What is asked. Search the material for "East" and show all lines that contain it.

Provided material.
▼

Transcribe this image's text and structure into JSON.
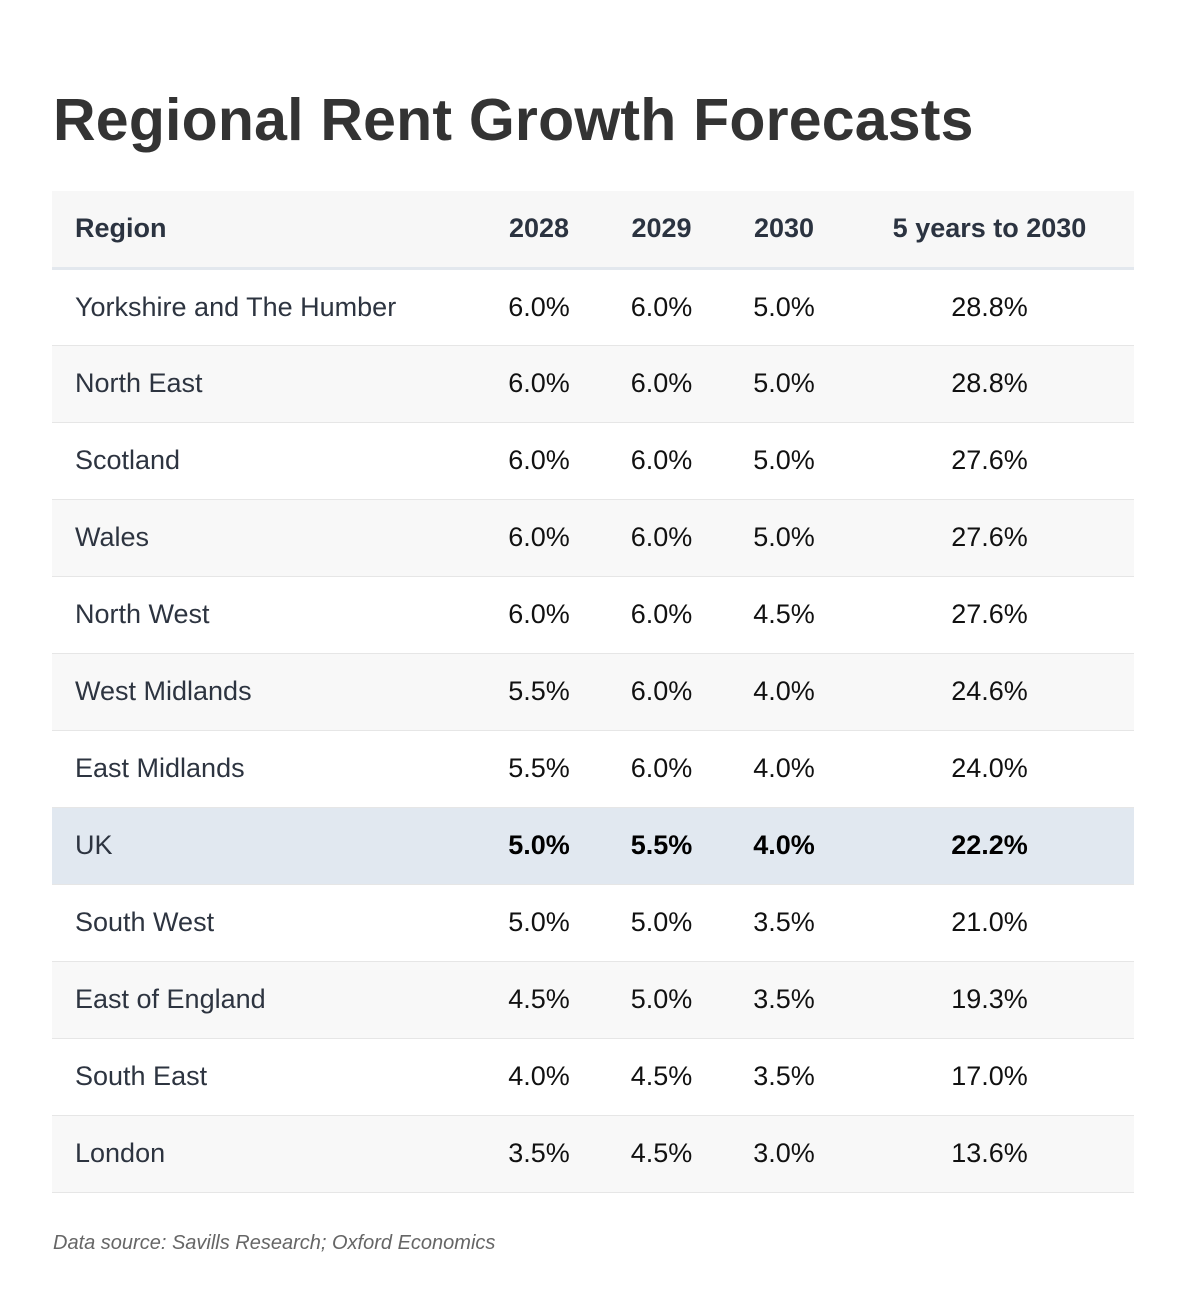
{
  "chart_data": {
    "type": "table",
    "title": "Regional Rent Growth Forecasts",
    "columns": [
      "Region",
      "2028",
      "2029",
      "2030",
      "5 years to 2030"
    ],
    "highlight_row": "UK",
    "rows": [
      {
        "region": "Yorkshire and The Humber",
        "y2028": "6.0%",
        "y2029": "6.0%",
        "y2030": "5.0%",
        "five_year": "28.8%"
      },
      {
        "region": "North East",
        "y2028": "6.0%",
        "y2029": "6.0%",
        "y2030": "5.0%",
        "five_year": "28.8%"
      },
      {
        "region": "Scotland",
        "y2028": "6.0%",
        "y2029": "6.0%",
        "y2030": "5.0%",
        "five_year": "27.6%"
      },
      {
        "region": "Wales",
        "y2028": "6.0%",
        "y2029": "6.0%",
        "y2030": "5.0%",
        "five_year": "27.6%"
      },
      {
        "region": "North West",
        "y2028": "6.0%",
        "y2029": "6.0%",
        "y2030": "4.5%",
        "five_year": "27.6%"
      },
      {
        "region": "West Midlands",
        "y2028": "5.5%",
        "y2029": "6.0%",
        "y2030": "4.0%",
        "five_year": "24.6%"
      },
      {
        "region": "East Midlands",
        "y2028": "5.5%",
        "y2029": "6.0%",
        "y2030": "4.0%",
        "five_year": "24.0%"
      },
      {
        "region": "UK",
        "y2028": "5.0%",
        "y2029": "5.5%",
        "y2030": "4.0%",
        "five_year": "22.2%"
      },
      {
        "region": "South West",
        "y2028": "5.0%",
        "y2029": "5.0%",
        "y2030": "3.5%",
        "five_year": "21.0%"
      },
      {
        "region": "East of England",
        "y2028": "4.5%",
        "y2029": "5.0%",
        "y2030": "3.5%",
        "five_year": "19.3%"
      },
      {
        "region": "South East",
        "y2028": "4.0%",
        "y2029": "4.5%",
        "y2030": "3.5%",
        "five_year": "17.0%"
      },
      {
        "region": "London",
        "y2028": "3.5%",
        "y2029": "4.5%",
        "y2030": "3.0%",
        "five_year": "13.6%"
      }
    ],
    "source": "Data source: Savills Research; Oxford Economics"
  },
  "colors": {
    "header_bg": "#f7f7f7",
    "row_alt_bg": "#f8f8f8",
    "highlight_bg": "#e1e8f0",
    "title_text": "#333333",
    "source_text": "#666666"
  }
}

▲

Result of this exercise.
        "region": "North East",
        "region": "East Midlands",
        "region": "East of England",
        "region": "South East",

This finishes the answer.